Exercise prompt:
Every record should be copied exactly, except that pictures are to be omitted.

————————

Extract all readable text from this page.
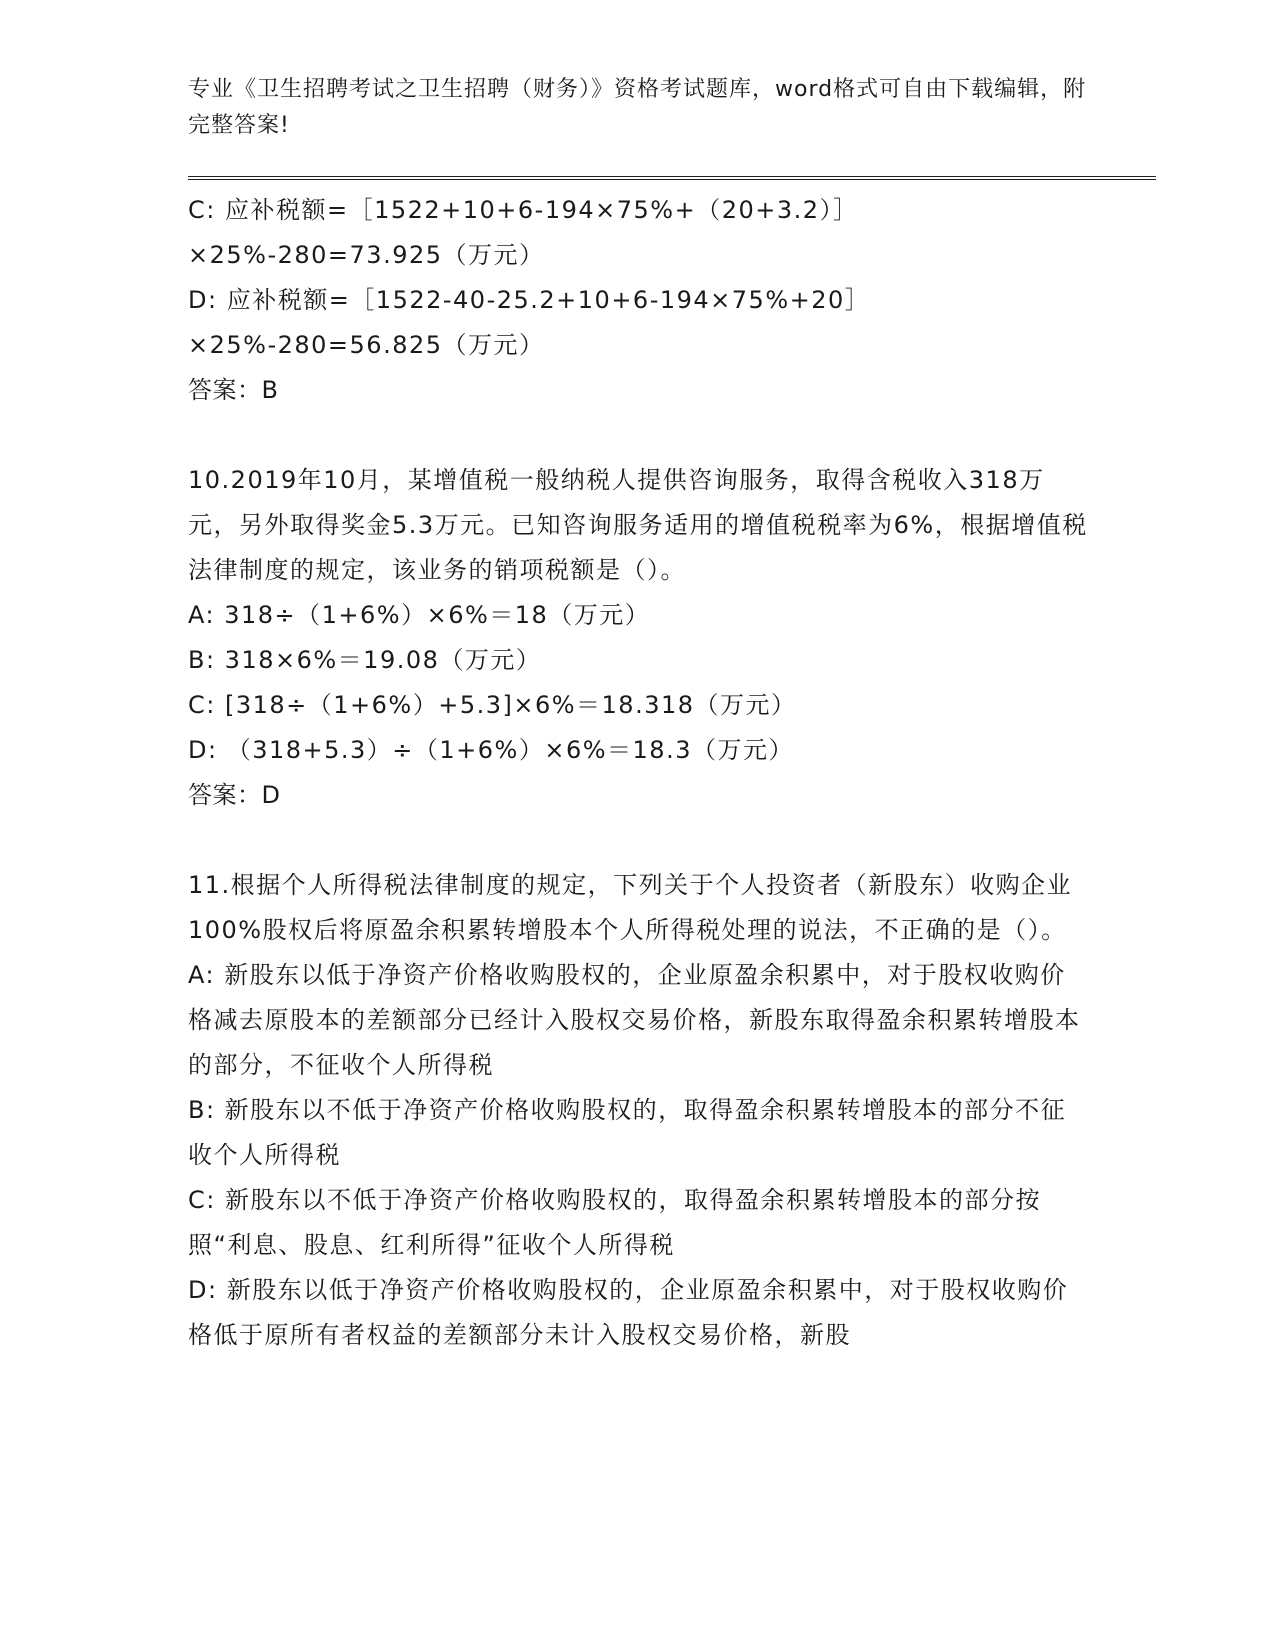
专业《卫生招聘考试之卫生招聘（财务）》资格考试题库，word格式可自由下载编辑，附完整答案!

C: 应补税额=［1522+10+6-194×75%+（20+3.2）］×25%-280=73.925（万元）

D: 应补税额=［1522-40-25.2+10+6-194×75%+20］×25%-280=56.825（万元）

答案：B

10.2019年10月，某增值税一般纳税人提供咨询服务，取得含税收入318万元，另外取得奖金5.3万元。已知咨询服务适用的增值税税率为6%，根据增值税法律制度的规定，该业务的销项税额是（）。

A: 318÷（1+6%）×6%＝18（万元）

B: 318×6%＝19.08（万元）

C: [318÷（1+6%）+5.3]×6%＝18.318（万元）

D: （318+5.3）÷（1+6%）×6%＝18.3（万元）

答案：D

11.根据个人所得税法律制度的规定，下列关于个人投资者（新股东）收购企业100%股权后将原盈余积累转增股本个人所得税处理的说法，不正确的是（）。

A: 新股东以低于净资产价格收购股权的，企业原盈余积累中，对于股权收购价格减去原股本的差额部分已经计入股权交易价格，新股东取得盈余积累转增股本的部分，不征收个人所得税

B: 新股东以不低于净资产价格收购股权的，取得盈余积累转增股本的部分不征收个人所得税

C: 新股东以不低于净资产价格收购股权的，取得盈余积累转增股本的部分按照“利息、股息、红利所得”征收个人所得税

D: 新股东以低于净资产价格收购股权的，企业原盈余积累中，对于股权收购价格低于原所有者权益的差额部分未计入股权交易价格，新股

————————

Output for this task:
Extract all readable text from this page.
专业《卫生招聘考试之卫生招聘（财务）》资格考试题库，word格式可自由下载编辑，附完整答案!

C: 应补税额=［1522+10+6-194×75%+（20+3.2）］×25%-280=73.925（万元）

D: 应补税额=［1522-40-25.2+10+6-194×75%+20］×25%-280=56.825（万元）

答案：B

10.2019年10月，某增值税一般纳税人提供咨询服务，取得含税收入318万元，另外取得奖金5.3万元。已知咨询服务适用的增值税税率为6%，根据增值税法律制度的规定，该业务的销项税额是（）。

A: 318÷（1+6%）×6%＝18（万元）

B: 318×6%＝19.08（万元）

C: [318÷（1+6%）+5.3]×6%＝18.318（万元）

D: （318+5.3）÷（1+6%）×6%＝18.3（万元）

答案：D

11.根据个人所得税法律制度的规定，下列关于个人投资者（新股东）收购企业100%股权后将原盈余积累转增股本个人所得税处理的说法，不正确的是（）。

A: 新股东以低于净资产价格收购股权的，企业原盈余积累中，对于股权收购价格减去原股本的差额部分已经计入股权交易价格，新股东取得盈余积累转增股本的部分，不征收个人所得税

B: 新股东以不低于净资产价格收购股权的，取得盈余积累转增股本的部分不征收个人所得税

C: 新股东以不低于净资产价格收购股权的，取得盈余积累转增股本的部分按照“利息、股息、红利所得”征收个人所得税

D: 新股东以低于净资产价格收购股权的，企业原盈余积累中，对于股权收购价格低于原所有者权益的差额部分未计入股权交易价格，新股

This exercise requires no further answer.